# START OF Data

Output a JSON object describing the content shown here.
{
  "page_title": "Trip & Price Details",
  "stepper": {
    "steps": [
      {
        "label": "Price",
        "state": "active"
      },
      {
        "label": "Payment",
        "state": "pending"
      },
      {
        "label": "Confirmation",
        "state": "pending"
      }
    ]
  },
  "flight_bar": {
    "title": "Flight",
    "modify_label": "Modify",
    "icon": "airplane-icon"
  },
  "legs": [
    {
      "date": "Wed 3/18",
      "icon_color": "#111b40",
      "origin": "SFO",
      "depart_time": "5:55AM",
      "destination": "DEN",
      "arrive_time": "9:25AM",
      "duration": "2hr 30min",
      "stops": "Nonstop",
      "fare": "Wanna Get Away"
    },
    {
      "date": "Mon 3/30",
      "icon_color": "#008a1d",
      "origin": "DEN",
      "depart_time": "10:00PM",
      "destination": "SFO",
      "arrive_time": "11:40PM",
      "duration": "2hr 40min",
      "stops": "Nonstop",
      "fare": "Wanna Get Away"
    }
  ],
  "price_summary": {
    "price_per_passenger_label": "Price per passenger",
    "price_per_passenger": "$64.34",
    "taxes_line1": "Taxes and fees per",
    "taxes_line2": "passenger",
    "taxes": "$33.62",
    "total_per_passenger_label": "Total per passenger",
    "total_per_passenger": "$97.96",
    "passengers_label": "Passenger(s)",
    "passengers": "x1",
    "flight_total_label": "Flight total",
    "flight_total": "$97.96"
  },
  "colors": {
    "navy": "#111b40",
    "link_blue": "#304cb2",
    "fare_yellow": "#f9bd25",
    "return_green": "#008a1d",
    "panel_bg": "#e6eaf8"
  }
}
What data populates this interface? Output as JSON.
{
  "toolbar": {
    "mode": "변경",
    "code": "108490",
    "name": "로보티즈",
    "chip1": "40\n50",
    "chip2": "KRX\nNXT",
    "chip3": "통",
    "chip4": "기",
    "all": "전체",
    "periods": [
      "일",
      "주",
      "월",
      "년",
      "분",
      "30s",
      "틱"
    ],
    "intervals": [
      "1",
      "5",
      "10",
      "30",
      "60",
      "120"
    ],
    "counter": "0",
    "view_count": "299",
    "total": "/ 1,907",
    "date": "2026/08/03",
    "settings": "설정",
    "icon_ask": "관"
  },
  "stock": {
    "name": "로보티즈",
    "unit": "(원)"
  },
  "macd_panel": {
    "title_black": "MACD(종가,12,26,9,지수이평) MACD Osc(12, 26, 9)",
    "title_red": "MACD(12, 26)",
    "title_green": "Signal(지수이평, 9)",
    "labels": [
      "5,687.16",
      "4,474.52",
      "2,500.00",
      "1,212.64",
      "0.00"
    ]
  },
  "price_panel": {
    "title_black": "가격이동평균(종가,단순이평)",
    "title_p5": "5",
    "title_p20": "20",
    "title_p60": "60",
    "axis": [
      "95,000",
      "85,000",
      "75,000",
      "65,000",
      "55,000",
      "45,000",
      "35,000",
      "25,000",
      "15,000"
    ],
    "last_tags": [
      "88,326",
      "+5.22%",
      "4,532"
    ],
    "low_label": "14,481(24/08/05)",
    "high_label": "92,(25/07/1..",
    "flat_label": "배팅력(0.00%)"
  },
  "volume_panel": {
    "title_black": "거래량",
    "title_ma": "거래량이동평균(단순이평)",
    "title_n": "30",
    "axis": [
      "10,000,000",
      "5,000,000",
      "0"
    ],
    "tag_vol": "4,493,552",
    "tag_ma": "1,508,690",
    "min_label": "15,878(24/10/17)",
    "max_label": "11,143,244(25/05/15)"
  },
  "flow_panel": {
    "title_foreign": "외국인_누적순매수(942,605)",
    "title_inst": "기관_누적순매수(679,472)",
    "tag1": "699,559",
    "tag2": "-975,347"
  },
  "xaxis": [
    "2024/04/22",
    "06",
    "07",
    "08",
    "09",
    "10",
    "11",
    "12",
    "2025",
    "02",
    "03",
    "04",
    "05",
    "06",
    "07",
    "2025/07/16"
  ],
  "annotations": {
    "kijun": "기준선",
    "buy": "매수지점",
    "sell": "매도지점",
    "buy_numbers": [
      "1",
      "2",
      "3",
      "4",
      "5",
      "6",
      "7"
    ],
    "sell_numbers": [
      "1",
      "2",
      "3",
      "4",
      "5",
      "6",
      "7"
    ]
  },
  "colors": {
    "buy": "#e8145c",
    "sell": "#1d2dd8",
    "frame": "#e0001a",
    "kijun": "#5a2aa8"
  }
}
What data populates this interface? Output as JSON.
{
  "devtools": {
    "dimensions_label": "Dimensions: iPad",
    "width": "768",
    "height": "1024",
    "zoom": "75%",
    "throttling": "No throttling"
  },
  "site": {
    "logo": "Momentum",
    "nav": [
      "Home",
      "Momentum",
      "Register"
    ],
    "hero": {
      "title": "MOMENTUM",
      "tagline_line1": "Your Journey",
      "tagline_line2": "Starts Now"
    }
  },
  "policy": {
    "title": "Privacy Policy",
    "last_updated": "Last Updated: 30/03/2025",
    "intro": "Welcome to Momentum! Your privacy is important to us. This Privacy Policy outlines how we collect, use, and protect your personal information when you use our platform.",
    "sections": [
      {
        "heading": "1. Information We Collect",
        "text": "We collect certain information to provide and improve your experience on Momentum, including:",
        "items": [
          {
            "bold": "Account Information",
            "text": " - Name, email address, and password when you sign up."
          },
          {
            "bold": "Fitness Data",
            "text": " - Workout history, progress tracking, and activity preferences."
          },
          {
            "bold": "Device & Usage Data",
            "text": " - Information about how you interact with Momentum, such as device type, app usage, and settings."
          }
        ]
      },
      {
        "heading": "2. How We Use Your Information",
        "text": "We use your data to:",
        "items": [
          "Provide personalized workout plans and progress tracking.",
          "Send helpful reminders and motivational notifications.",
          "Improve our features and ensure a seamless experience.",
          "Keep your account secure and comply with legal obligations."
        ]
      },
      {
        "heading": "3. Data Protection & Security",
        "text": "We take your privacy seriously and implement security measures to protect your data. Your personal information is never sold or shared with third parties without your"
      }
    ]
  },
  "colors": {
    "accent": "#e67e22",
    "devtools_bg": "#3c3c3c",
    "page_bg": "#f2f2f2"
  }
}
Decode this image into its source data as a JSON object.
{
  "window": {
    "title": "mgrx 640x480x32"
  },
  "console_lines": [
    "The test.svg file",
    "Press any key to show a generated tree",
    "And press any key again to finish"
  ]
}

# END OF Data

> [Instruction]: Pull out every line containing "duration".

> [Exercise solution]:
      "duration": "2hr 30min",
      "duration": "2hr 40min",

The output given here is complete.